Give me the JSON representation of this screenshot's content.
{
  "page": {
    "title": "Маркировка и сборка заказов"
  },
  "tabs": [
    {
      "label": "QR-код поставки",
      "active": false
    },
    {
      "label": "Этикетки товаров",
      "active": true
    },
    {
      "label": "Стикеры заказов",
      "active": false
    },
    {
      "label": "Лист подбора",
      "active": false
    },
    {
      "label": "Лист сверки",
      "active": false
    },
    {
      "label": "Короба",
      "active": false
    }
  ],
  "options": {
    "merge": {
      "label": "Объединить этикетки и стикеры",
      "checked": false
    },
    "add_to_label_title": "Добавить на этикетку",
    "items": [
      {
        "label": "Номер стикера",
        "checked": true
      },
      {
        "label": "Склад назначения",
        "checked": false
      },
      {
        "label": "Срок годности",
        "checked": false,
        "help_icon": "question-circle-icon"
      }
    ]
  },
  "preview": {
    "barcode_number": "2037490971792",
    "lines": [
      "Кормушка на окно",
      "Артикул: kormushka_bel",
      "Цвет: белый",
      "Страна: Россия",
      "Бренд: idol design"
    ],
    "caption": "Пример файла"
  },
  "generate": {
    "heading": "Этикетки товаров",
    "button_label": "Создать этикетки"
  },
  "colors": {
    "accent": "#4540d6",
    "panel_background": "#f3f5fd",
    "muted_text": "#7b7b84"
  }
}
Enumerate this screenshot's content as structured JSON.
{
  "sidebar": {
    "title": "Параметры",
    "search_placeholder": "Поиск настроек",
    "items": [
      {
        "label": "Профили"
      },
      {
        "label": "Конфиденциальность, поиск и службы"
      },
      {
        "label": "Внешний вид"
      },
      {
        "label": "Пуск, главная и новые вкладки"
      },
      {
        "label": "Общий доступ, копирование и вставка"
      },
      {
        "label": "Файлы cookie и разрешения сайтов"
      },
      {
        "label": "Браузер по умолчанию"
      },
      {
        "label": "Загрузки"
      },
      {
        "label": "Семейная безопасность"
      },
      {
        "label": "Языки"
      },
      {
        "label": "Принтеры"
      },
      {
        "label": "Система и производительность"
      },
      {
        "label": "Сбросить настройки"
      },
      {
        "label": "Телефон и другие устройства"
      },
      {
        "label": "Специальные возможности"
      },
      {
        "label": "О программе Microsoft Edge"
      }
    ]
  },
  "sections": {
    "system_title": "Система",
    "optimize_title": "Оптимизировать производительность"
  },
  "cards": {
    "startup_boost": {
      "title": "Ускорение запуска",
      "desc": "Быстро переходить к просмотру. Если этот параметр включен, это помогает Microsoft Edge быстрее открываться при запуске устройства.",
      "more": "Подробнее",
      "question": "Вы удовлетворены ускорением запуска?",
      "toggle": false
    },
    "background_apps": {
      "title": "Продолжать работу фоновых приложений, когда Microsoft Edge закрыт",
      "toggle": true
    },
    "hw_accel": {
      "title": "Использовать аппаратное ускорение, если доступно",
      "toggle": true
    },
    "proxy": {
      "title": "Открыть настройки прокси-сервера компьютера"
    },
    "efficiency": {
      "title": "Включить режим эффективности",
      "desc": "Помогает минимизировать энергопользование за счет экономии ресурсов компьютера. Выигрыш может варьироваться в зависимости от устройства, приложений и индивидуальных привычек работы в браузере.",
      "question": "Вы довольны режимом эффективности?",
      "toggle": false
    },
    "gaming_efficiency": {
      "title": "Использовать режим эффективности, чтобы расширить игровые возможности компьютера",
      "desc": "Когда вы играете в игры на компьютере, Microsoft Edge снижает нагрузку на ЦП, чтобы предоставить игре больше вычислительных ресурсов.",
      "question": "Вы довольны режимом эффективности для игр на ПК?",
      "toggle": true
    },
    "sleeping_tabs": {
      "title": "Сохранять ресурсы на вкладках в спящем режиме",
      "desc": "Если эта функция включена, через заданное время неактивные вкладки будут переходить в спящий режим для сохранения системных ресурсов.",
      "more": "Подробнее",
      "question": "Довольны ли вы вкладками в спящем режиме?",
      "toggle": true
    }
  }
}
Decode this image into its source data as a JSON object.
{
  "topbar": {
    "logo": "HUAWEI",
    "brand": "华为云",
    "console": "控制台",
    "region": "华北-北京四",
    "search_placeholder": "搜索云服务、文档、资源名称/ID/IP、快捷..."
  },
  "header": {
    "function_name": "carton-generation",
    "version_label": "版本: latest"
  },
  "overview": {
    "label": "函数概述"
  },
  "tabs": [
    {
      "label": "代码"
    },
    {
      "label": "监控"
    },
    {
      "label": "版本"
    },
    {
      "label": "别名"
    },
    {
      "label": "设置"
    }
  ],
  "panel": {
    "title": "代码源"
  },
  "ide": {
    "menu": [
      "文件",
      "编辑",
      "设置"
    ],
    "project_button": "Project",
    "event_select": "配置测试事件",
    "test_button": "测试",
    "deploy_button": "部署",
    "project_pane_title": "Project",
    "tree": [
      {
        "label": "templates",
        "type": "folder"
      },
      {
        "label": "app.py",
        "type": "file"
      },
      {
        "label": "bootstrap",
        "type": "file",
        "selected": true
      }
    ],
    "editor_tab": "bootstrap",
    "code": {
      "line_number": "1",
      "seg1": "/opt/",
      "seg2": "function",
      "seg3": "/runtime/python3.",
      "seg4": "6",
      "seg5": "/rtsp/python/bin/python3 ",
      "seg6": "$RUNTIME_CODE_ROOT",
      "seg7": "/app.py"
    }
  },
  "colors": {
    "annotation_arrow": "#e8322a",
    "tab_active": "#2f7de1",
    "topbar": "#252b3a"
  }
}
----
## [What is asked]
Set down all of the data above, word for word.

## [Response to this task]
Give me the JSON representation of this screenshot's content.
{
  "page": {
    "title": "Маркировка и сборка заказов"
  },
  "tabs": [
    {
      "label": "QR-код поставки",
      "active": false
    },
    {
      "label": "Этикетки товаров",
      "active": true
    },
    {
      "label": "Стикеры заказов",
      "active": false
    },
    {
      "label": "Лист подбора",
      "active": false
    },
    {
      "label": "Лист сверки",
      "active": false
    },
    {
      "label": "Короба",
      "active": false
    }
  ],
  "options": {
    "merge": {
      "label": "Объединить этикетки и стикеры",
      "checked": false
    },
    "add_to_label_title": "Добавить на этикетку",
    "items": [
      {
        "label": "Номер стикера",
        "checked": true
      },
      {
        "label": "Склад назначения",
        "checked": false
      },
      {
        "label": "Срок годности",
        "checked": false,
        "help_icon": "question-circle-icon"
      }
    ]
  },
  "preview": {
    "barcode_number": "2037490971792",
    "lines": [
      "Кормушка на окно",
      "Артикул: kormushka_bel",
      "Цвет: белый",
      "Страна: Россия",
      "Бренд: idol design"
    ],
    "caption": "Пример файла"
  },
  "generate": {
    "heading": "Этикетки товаров",
    "button_label": "Создать этикетки"
  },
  "colors": {
    "accent": "#4540d6",
    "panel_background": "#f3f5fd",
    "muted_text": "#7b7b84"
  }
}
Enumerate this screenshot's content as structured JSON.
{
  "sidebar": {
    "title": "Параметры",
    "search_placeholder": "Поиск настроек",
    "items": [
      {
        "label": "Профили"
      },
      {
        "label": "Конфиденциальность, поиск и службы"
      },
      {
        "label": "Внешний вид"
      },
      {
        "label": "Пуск, главная и новые вкладки"
      },
      {
        "label": "Общий доступ, копирование и вставка"
      },
      {
        "label": "Файлы cookie и разрешения сайтов"
      },
      {
        "label": "Браузер по умолчанию"
      },
      {
        "label": "Загрузки"
      },
      {
        "label": "Семейная безопасность"
      },
      {
        "label": "Языки"
      },
      {
        "label": "Принтеры"
      },
      {
        "label": "Система и производительность"
      },
      {
        "label": "Сбросить настройки"
      },
      {
        "label": "Телефон и другие устройства"
      },
      {
        "label": "Специальные возможности"
      },
      {
        "label": "О программе Microsoft Edge"
      }
    ]
  },
  "sections": {
    "system_title": "Система",
    "optimize_title": "Оптимизировать производительность"
  },
  "cards": {
    "startup_boost": {
      "title": "Ускорение запуска",
      "desc": "Быстро переходить к просмотру. Если этот параметр включен, это помогает Microsoft Edge быстрее открываться при запуске устройства.",
      "more": "Подробнее",
      "question": "Вы удовлетворены ускорением запуска?",
      "toggle": false
    },
    "background_apps": {
      "title": "Продолжать работу фоновых приложений, когда Microsoft Edge закрыт",
      "toggle": true
    },
    "hw_accel": {
      "title": "Использовать аппаратное ускорение, если доступно",
      "toggle": true
    },
    "proxy": {
      "title": "Открыть настройки прокси-сервера компьютера"
    },
    "efficiency": {
      "title": "Включить режим эффективности",
      "desc": "Помогает минимизировать энергопользование за счет экономии ресурсов компьютера. Выигрыш может варьироваться в зависимости от устройства, приложений и индивидуальных привычек работы в браузере.",
      "question": "Вы довольны режимом эффективности?",
      "toggle": false
    },
    "gaming_efficiency": {
      "title": "Использовать режим эффективности, чтобы расширить игровые возможности компьютера",
      "desc": "Когда вы играете в игры на компьютере, Microsoft Edge снижает нагрузку на ЦП, чтобы предоставить игре больше вычислительных ресурсов.",
      "question": "Вы довольны режимом эффективности для игр на ПК?",
      "toggle": true
    },
    "sleeping_tabs": {
      "title": "Сохранять ресурсы на вкладках в спящем режиме",
      "desc": "Если эта функция включена, через заданное время неактивные вкладки будут переходить в спящий режим для сохранения системных ресурсов.",
      "more": "Подробнее",
      "question": "Довольны ли вы вкладками в спящем режиме?",
      "toggle": true
    }
  }
}
Decode this image into its source data as a JSON object.
{
  "topbar": {
    "logo": "HUAWEI",
    "brand": "华为云",
    "console": "控制台",
    "region": "华北-北京四",
    "search_placeholder": "搜索云服务、文档、资源名称/ID/IP、快捷..."
  },
  "header": {
    "function_name": "carton-generation",
    "version_label": "版本: latest"
  },
  "overview": {
    "label": "函数概述"
  },
  "tabs": [
    {
      "label": "代码"
    },
    {
      "label": "监控"
    },
    {
      "label": "版本"
    },
    {
      "label": "别名"
    },
    {
      "label": "设置"
    }
  ],
  "panel": {
    "title": "代码源"
  },
  "ide": {
    "menu": [
      "文件",
      "编辑",
      "设置"
    ],
    "project_button": "Project",
    "event_select": "配置测试事件",
    "test_button": "测试",
    "deploy_button": "部署",
    "project_pane_title": "Project",
    "tree": [
      {
        "label": "templates",
        "type": "folder"
      },
      {
        "label": "app.py",
        "type": "file"
      },
      {
        "label": "bootstrap",
        "type": "file",
        "selected": true
      }
    ],
    "editor_tab": "bootstrap",
    "code": {
      "line_number": "1",
      "seg1": "/opt/",
      "seg2": "function",
      "seg3": "/runtime/python3.",
      "seg4": "6",
      "seg5": "/rtsp/python/bin/python3 ",
      "seg6": "$RUNTIME_CODE_ROOT",
      "seg7": "/app.py"
    }
  },
  "colors": {
    "annotation_arrow": "#e8322a",
    "tab_active": "#2f7de1",
    "topbar": "#252b3a"
  }
}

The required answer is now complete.